-- start Supplied data --

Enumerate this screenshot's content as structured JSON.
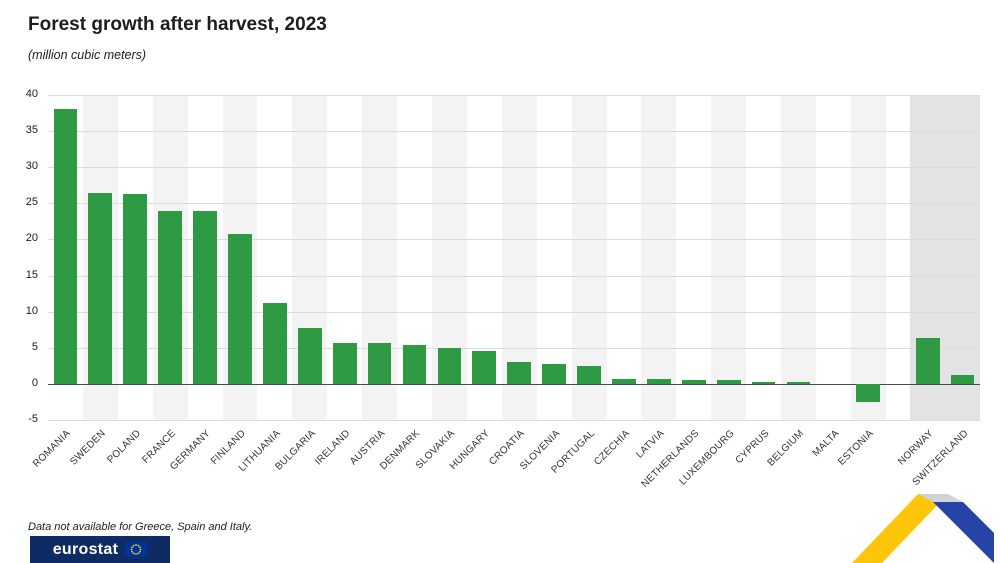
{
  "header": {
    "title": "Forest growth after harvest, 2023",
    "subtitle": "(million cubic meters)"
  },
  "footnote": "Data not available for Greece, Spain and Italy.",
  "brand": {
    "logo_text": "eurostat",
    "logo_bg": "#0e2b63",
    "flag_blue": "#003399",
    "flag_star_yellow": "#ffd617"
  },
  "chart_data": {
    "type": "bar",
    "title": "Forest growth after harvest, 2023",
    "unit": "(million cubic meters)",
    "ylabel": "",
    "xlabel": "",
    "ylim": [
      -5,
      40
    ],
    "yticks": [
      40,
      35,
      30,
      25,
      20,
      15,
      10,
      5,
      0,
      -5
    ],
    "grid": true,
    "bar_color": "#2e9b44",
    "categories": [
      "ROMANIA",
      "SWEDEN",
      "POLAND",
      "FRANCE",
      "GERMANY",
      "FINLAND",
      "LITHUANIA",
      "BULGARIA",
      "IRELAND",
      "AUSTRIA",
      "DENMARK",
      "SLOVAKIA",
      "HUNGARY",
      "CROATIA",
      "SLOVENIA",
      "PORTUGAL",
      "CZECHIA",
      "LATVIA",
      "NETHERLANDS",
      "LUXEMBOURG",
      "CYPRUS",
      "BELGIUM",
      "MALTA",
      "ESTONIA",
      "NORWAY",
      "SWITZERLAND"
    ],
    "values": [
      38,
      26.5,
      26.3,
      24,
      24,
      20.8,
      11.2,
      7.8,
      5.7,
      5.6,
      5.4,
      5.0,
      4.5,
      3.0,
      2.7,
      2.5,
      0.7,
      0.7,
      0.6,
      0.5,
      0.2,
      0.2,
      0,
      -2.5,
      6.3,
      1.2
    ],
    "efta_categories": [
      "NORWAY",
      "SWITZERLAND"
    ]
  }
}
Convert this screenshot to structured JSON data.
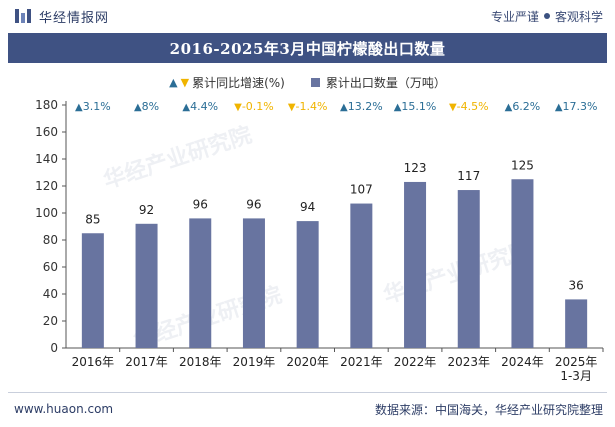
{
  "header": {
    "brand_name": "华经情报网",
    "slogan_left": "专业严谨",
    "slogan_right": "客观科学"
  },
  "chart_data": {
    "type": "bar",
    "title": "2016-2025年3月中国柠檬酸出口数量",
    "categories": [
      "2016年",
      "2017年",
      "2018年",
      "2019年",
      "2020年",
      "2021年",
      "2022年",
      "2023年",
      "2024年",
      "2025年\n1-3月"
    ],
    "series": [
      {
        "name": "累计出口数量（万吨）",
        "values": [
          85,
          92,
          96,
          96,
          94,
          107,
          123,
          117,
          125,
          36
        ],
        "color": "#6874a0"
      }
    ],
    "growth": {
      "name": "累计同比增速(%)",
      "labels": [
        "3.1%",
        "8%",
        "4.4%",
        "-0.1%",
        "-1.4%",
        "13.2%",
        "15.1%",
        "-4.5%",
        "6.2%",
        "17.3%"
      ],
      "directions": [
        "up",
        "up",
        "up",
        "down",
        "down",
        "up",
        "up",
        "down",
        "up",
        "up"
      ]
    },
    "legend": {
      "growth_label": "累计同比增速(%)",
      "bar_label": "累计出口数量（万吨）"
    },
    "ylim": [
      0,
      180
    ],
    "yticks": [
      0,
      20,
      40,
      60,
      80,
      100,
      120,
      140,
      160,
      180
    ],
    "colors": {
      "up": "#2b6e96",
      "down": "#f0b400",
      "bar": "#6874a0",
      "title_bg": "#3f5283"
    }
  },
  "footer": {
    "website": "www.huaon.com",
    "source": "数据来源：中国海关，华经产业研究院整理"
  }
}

-- end Supplied data --

Each line of the material must be retyped exactly, except that images are omitted.

Enumerate this screenshot's content as structured JSON.
{
  "header": {
    "title": "Forest growth after harvest, 2023",
    "subtitle": "(million cubic meters)"
  },
  "footnote": "Data not available for Greece, Spain and Italy.",
  "brand": {
    "logo_text": "eurostat",
    "logo_bg": "#0e2b63",
    "flag_blue": "#003399",
    "flag_star_yellow": "#ffd617"
  },
  "chart_data": {
    "type": "bar",
    "title": "Forest growth after harvest, 2023",
    "unit": "(million cubic meters)",
    "ylabel": "",
    "xlabel": "",
    "ylim": [
      -5,
      40
    ],
    "yticks": [
      40,
      35,
      30,
      25,
      20,
      15,
      10,
      5,
      0,
      -5
    ],
    "grid": true,
    "bar_color": "#2e9b44",
    "categories": [
      "ROMANIA",
      "SWEDEN",
      "POLAND",
      "FRANCE",
      "GERMANY",
      "FINLAND",
      "LITHUANIA",
      "BULGARIA",
      "IRELAND",
      "AUSTRIA",
      "DENMARK",
      "SLOVAKIA",
      "HUNGARY",
      "CROATIA",
      "SLOVENIA",
      "PORTUGAL",
      "CZECHIA",
      "LATVIA",
      "NETHERLANDS",
      "LUXEMBOURG",
      "CYPRUS",
      "BELGIUM",
      "MALTA",
      "ESTONIA",
      "NORWAY",
      "SWITZERLAND"
    ],
    "values": [
      38,
      26.5,
      26.3,
      24,
      24,
      20.8,
      11.2,
      7.8,
      5.7,
      5.6,
      5.4,
      5.0,
      4.5,
      3.0,
      2.7,
      2.5,
      0.7,
      0.7,
      0.6,
      0.5,
      0.2,
      0.2,
      0,
      -2.5,
      6.3,
      1.2
    ],
    "efta_categories": [
      "NORWAY",
      "SWITZERLAND"
    ]
  }
}
Convert this screenshot to structured JSON data.
{
  "header": {
    "brand_name": "华经情报网",
    "slogan_left": "专业严谨",
    "slogan_right": "客观科学"
  },
  "chart_data": {
    "type": "bar",
    "title": "2016-2025年3月中国柠檬酸出口数量",
    "categories": [
      "2016年",
      "2017年",
      "2018年",
      "2019年",
      "2020年",
      "2021年",
      "2022年",
      "2023年",
      "2024年",
      "2025年\n1-3月"
    ],
    "series": [
      {
        "name": "累计出口数量（万吨）",
        "values": [
          85,
          92,
          96,
          96,
          94,
          107,
          123,
          117,
          125,
          36
        ],
        "color": "#6874a0"
      }
    ],
    "growth": {
      "name": "累计同比增速(%)",
      "labels": [
        "3.1%",
        "8%",
        "4.4%",
        "-0.1%",
        "-1.4%",
        "13.2%",
        "15.1%",
        "-4.5%",
        "6.2%",
        "17.3%"
      ],
      "directions": [
        "up",
        "up",
        "up",
        "down",
        "down",
        "up",
        "up",
        "down",
        "up",
        "up"
      ]
    },
    "legend": {
      "growth_label": "累计同比增速(%)",
      "bar_label": "累计出口数量（万吨）"
    },
    "ylim": [
      0,
      180
    ],
    "yticks": [
      0,
      20,
      40,
      60,
      80,
      100,
      120,
      140,
      160,
      180
    ],
    "colors": {
      "up": "#2b6e96",
      "down": "#f0b400",
      "bar": "#6874a0",
      "title_bg": "#3f5283"
    }
  },
  "footer": {
    "website": "www.huaon.com",
    "source": "数据来源：中国海关，华经产业研究院整理"
  }
}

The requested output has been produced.